== ENTRIES PROVIDED ==

## Begin

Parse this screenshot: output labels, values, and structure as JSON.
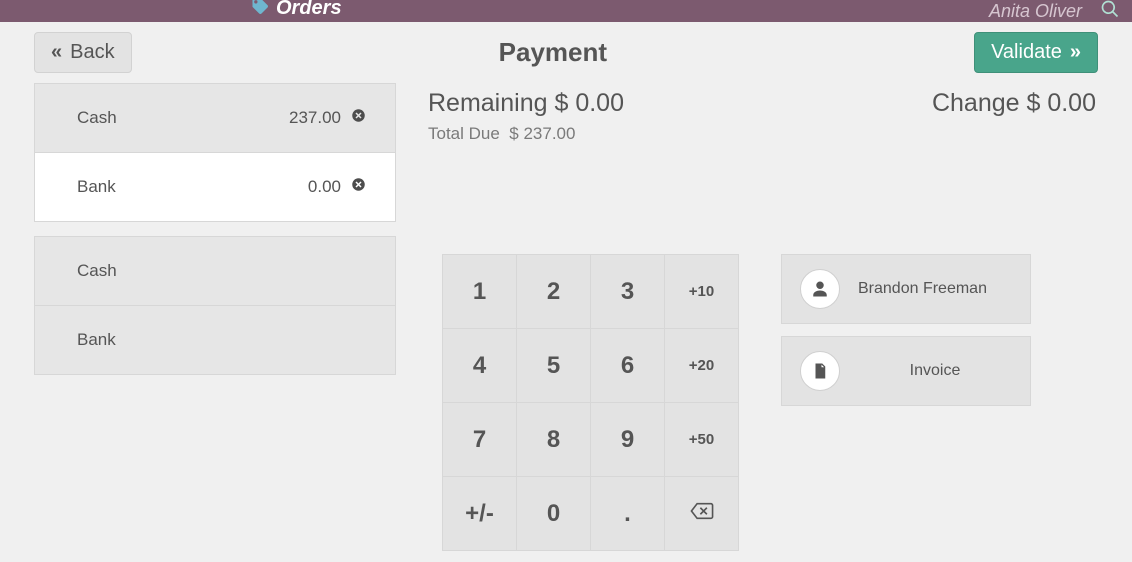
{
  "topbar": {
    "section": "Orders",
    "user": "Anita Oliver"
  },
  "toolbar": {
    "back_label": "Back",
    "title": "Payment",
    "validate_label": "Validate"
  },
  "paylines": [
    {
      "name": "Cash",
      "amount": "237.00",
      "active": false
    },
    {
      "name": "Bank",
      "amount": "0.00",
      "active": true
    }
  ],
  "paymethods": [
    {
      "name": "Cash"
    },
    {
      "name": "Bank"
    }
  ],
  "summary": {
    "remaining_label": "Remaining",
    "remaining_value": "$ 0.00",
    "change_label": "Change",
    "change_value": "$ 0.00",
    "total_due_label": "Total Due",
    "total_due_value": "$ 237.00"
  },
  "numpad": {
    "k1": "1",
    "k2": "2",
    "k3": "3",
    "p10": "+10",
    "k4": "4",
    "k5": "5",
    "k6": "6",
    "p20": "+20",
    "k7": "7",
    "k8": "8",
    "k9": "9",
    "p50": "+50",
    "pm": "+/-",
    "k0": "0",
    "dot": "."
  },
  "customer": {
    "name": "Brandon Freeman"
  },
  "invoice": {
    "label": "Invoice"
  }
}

## End

Go through the entries above and print each one exactly, minus the pictures.

Parse this screenshot: output labels, values, and structure as JSON.
{
  "topbar": {
    "section": "Orders",
    "user": "Anita Oliver"
  },
  "toolbar": {
    "back_label": "Back",
    "title": "Payment",
    "validate_label": "Validate"
  },
  "paylines": [
    {
      "name": "Cash",
      "amount": "237.00",
      "active": false
    },
    {
      "name": "Bank",
      "amount": "0.00",
      "active": true
    }
  ],
  "paymethods": [
    {
      "name": "Cash"
    },
    {
      "name": "Bank"
    }
  ],
  "summary": {
    "remaining_label": "Remaining",
    "remaining_value": "$ 0.00",
    "change_label": "Change",
    "change_value": "$ 0.00",
    "total_due_label": "Total Due",
    "total_due_value": "$ 237.00"
  },
  "numpad": {
    "k1": "1",
    "k2": "2",
    "k3": "3",
    "p10": "+10",
    "k4": "4",
    "k5": "5",
    "k6": "6",
    "p20": "+20",
    "k7": "7",
    "k8": "8",
    "k9": "9",
    "p50": "+50",
    "pm": "+/-",
    "k0": "0",
    "dot": "."
  },
  "customer": {
    "name": "Brandon Freeman"
  },
  "invoice": {
    "label": "Invoice"
  }
}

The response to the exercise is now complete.